The Engineering Services Market – Insights and Opinions
From an engineer-turned-marketer
Yeah, that’s right, I’m an engineer… at least I used to be. Though I’ve been told many times: “once an engineer, always an engineer”. I suppose at some level that’s true. I certainly mostly still think like an engineer, for better AND for worse 😊.
This is a BIG topic.
Like any good engineer would do, let’s start by bounding this discussion a bit:
- We’ll focus on the engineering services market in the US specifically.
- We’re not going to try to exhaustively discuss the entirety of the engineering services market. We’ll discuss enough to hopefully give you a sense of the magnitude of the market and get specific to help improve your mental model of what we’re dealing with.
The engineering services market is a collection of mostly-independent market segments that provide various types of engineering services.
These services are determined by market needs, not by functional discipline or degree. Each market need has a corresponding problem to solve. Here are a few examples of problems to be solved that engineers get involved with:
- Designing a new product.
- Designing a new piece of software that gets put into another system for internal use within a company.
- Designing a component or subsystem (a chip, a circuit board, a module) that eventually gets put into a car.
- Improving a manufacturing process by developing new manufacturing equipment to better mold, weld, assemble, …. components.
- Automating the assembly or test of a part that’s being manufactured.
- Designing and maintaining the physical infrastructure that people rely on every day (roads, bridges, buildings).
- Designing and maintaining the IT infrastructure (e.g. servers, networks, workstations) that people rely on every day.
Engineering services – in your face vs behind the scenes
Some engineering services are easier to wrap one’s head around because of the resulting product that’s right in your face. Other engineering services take place behind the scenes; they’re more invisible. You wouldn’t necessarily know that an engineer was involved.
In some cases, these engineers work directly for the company that produces the product. In others, they work for external companies that support some or all of the design and manufacturing of the product or infrastructure.
The more in-your-face scenarios
If you look at many of the products you buy or use:
- lights,
- TVs,
- gaming consoles,
- phone apps,
- Streaming video services (e.g. Netflix, Hulu),
- bikes,
- furniture,
- cars,
- phones,
- ….,
chances are, engineers designed the product.
This is easy to grasp, since someone must design these products. They don’t just happen by chance. This is what engineers do. They create, and they analyze.
The more behind-the-scenes scenarios
What’s less obvious to many people that aren’t in the engineering world is that there’s a lot that goes on behind the scenes to make our lives as consumers and citizens possible.

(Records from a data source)
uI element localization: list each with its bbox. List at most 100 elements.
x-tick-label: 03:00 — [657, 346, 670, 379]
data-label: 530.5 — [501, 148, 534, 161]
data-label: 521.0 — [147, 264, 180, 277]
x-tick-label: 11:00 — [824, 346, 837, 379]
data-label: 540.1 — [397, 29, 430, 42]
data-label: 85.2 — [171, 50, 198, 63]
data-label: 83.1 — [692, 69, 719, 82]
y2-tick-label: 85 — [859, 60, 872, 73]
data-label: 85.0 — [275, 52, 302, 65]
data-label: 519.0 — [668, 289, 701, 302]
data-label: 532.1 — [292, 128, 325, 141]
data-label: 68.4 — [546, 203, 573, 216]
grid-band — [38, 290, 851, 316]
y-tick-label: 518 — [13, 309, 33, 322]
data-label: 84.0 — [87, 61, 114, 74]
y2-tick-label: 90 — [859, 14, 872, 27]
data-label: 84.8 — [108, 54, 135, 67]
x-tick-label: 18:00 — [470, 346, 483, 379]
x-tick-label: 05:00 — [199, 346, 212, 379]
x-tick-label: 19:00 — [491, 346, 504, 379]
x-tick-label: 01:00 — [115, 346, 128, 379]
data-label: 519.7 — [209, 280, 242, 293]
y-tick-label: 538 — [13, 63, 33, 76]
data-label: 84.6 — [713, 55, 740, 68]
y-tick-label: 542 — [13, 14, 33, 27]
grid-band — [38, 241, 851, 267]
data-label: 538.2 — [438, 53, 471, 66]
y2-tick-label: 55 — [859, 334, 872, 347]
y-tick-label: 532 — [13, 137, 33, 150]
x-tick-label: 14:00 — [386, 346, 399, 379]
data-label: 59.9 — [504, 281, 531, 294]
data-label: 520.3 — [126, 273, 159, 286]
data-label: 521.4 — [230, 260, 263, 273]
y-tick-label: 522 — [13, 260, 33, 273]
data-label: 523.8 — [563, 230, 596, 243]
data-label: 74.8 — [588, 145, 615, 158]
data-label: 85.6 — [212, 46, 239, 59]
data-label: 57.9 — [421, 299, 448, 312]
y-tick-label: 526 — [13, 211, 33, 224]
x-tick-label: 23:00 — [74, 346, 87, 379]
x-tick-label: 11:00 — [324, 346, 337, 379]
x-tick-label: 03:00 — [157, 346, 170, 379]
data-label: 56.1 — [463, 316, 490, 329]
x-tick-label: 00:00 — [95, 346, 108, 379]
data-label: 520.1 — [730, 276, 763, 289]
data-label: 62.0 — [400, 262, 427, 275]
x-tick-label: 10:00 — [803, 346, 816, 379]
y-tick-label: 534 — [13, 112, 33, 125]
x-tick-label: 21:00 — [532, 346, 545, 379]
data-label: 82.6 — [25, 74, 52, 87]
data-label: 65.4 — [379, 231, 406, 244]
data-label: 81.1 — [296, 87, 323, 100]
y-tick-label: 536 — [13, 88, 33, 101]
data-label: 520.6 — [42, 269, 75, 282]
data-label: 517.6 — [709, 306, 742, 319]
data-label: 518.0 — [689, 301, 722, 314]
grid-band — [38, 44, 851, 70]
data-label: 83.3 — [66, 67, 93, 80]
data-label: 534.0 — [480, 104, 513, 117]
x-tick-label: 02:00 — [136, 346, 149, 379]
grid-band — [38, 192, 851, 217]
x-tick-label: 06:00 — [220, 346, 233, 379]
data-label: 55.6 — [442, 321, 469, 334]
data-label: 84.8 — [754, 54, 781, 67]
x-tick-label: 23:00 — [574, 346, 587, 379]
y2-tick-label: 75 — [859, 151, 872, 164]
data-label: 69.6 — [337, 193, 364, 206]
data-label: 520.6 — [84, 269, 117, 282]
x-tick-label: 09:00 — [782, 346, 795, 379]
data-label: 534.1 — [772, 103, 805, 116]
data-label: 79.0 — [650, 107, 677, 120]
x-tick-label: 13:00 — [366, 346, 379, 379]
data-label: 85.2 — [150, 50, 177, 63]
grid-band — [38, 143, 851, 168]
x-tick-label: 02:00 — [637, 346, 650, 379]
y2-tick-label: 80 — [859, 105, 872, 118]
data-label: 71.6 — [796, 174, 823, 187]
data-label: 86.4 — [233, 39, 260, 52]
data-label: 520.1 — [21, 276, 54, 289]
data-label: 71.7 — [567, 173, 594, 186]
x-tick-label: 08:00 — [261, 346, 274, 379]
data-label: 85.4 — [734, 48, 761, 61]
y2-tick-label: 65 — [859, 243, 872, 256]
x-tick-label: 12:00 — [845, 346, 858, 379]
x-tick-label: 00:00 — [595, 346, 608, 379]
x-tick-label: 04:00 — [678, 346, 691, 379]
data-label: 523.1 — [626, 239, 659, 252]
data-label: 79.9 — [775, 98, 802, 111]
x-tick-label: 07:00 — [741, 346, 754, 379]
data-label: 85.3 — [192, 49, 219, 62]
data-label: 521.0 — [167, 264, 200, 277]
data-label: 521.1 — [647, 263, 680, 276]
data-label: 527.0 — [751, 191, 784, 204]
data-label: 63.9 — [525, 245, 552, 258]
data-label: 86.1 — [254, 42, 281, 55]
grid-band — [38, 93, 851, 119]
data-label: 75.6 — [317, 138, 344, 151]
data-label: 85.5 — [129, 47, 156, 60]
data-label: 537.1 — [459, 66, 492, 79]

_EXERCISE BRIEF_.
Extend the text on the engineering services market, picking up right after its last sentence. The data is separate material, not part of the engineering services text.

_ANSWER TO THE TASK_.
A few examples:
- Manufacturing products with a particular level of quality and cost in mind
- Getting those products to the store or to your house
- Keeping all your favorite software apps running
- Getting clean water to your house
- Getting electricity to your house
- Building and maintaining roads, bridges, sidewalks
Companies rally around market problems
A few of the market problems that engineering services companies help solve:
- Manufacturing process setup, automation, and improvement
- New / updated hardware products introduction or updates for various industries and categories
- New / updated software products for various industries and categories
- Utilities design and updates (e.g. water / wastewater, the grid, oil and gas)
- Building roads and bridges
- Building buildings
These segments, in turn, get more specific to become market niches that engineering services companies can rally around.
Often times engineers master a discipline (e.g. mechanical engineering, electrical engineering, software engineering, etc), first in school, and continued in their job. They identify with that discipline, often a functional one. This identity often extrapolates to it becoming part of the engineering company’s identity.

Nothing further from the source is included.